AIM:
Reproduce the records exactly.

** Start of STORED ROWS **

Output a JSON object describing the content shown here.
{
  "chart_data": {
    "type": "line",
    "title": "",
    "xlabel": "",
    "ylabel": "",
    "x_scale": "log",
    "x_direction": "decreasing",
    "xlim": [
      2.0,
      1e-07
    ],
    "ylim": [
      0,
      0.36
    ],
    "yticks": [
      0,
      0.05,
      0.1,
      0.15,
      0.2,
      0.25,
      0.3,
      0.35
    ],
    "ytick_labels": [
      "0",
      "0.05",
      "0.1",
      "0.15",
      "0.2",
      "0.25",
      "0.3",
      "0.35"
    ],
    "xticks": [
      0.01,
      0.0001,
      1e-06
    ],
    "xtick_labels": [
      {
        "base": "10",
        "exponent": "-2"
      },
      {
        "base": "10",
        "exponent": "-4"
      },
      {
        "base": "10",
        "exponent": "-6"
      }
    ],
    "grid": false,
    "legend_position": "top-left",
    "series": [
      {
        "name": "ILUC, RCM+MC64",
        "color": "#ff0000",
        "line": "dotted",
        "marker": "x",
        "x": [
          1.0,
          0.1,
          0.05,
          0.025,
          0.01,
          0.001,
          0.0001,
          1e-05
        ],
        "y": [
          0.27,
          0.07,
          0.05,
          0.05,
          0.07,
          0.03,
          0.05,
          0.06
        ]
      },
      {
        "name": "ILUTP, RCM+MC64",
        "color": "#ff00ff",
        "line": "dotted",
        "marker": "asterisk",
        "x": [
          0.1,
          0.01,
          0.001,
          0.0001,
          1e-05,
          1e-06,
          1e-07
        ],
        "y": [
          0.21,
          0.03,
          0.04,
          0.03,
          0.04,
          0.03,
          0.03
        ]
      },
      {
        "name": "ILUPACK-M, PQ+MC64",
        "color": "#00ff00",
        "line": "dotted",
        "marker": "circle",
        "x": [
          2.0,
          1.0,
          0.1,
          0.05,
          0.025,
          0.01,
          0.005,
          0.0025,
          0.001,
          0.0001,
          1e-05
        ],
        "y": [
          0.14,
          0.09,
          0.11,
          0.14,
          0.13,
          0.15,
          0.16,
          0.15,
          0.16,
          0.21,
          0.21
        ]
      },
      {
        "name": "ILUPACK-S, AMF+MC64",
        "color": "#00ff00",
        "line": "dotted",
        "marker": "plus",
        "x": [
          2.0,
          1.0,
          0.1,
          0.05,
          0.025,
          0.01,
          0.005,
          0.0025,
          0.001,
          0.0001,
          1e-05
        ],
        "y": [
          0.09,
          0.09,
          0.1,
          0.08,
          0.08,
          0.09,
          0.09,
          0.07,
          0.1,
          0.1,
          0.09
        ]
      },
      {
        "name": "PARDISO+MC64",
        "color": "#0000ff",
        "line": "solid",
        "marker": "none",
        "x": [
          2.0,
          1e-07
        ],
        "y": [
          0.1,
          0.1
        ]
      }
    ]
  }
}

** End of STORED ROWS **

FINAL RESULT:
Output a JSON object describing the content shown here.
{
  "chart_data": {
    "type": "line",
    "title": "",
    "xlabel": "",
    "ylabel": "",
    "x_scale": "log",
    "x_direction": "decreasing",
    "xlim": [
      2.0,
      1e-07
    ],
    "ylim": [
      0,
      0.36
    ],
    "yticks": [
      0,
      0.05,
      0.1,
      0.15,
      0.2,
      0.25,
      0.3,
      0.35
    ],
    "ytick_labels": [
      "0",
      "0.05",
      "0.1",
      "0.15",
      "0.2",
      "0.25",
      "0.3",
      "0.35"
    ],
    "xticks": [
      0.01,
      0.0001,
      1e-06
    ],
    "xtick_labels": [
      {
        "base": "10",
        "exponent": "-2"
      },
      {
        "base": "10",
        "exponent": "-4"
      },
      {
        "base": "10",
        "exponent": "-6"
      }
    ],
    "grid": false,
    "legend_position": "top-left",
    "series": [
      {
        "name": "ILUC, RCM+MC64",
        "color": "#ff0000",
        "line": "dotted",
        "marker": "x",
        "x": [
          1.0,
          0.1,
          0.05,
          0.025,
          0.01,
          0.001,
          0.0001,
          1e-05
        ],
        "y": [
          0.27,
          0.07,
          0.05,
          0.05,
          0.07,
          0.03,
          0.05,
          0.06
        ]
      },
      {
        "name": "ILUTP, RCM+MC64",
        "color": "#ff00ff",
        "line": "dotted",
        "marker": "asterisk",
        "x": [
          0.1,
          0.01,
          0.001,
          0.0001,
          1e-05,
          1e-06,
          1e-07
        ],
        "y": [
          0.21,
          0.03,
          0.04,
          0.03,
          0.04,
          0.03,
          0.03
        ]
      },
      {
        "name": "ILUPACK-M, PQ+MC64",
        "color": "#00ff00",
        "line": "dotted",
        "marker": "circle",
        "x": [
          2.0,
          1.0,
          0.1,
          0.05,
          0.025,
          0.01,
          0.005,
          0.0025,
          0.001,
          0.0001,
          1e-05
        ],
        "y": [
          0.14,
          0.09,
          0.11,
          0.14,
          0.13,
          0.15,
          0.16,
          0.15,
          0.16,
          0.21,
          0.21
        ]
      },
      {
        "name": "ILUPACK-S, AMF+MC64",
        "color": "#00ff00",
        "line": "dotted",
        "marker": "plus",
        "x": [
          2.0,
          1.0,
          0.1,
          0.05,
          0.025,
          0.01,
          0.005,
          0.0025,
          0.001,
          0.0001,
          1e-05
        ],
        "y": [
          0.09,
          0.09,
          0.1,
          0.08,
          0.08,
          0.09,
          0.09,
          0.07,
          0.1,
          0.1,
          0.09
        ]
      },
      {
        "name": "PARDISO+MC64",
        "color": "#0000ff",
        "line": "solid",
        "marker": "none",
        "x": [
          2.0,
          1e-07
        ],
        "y": [
          0.1,
          0.1
        ]
      }
    ]
  }
}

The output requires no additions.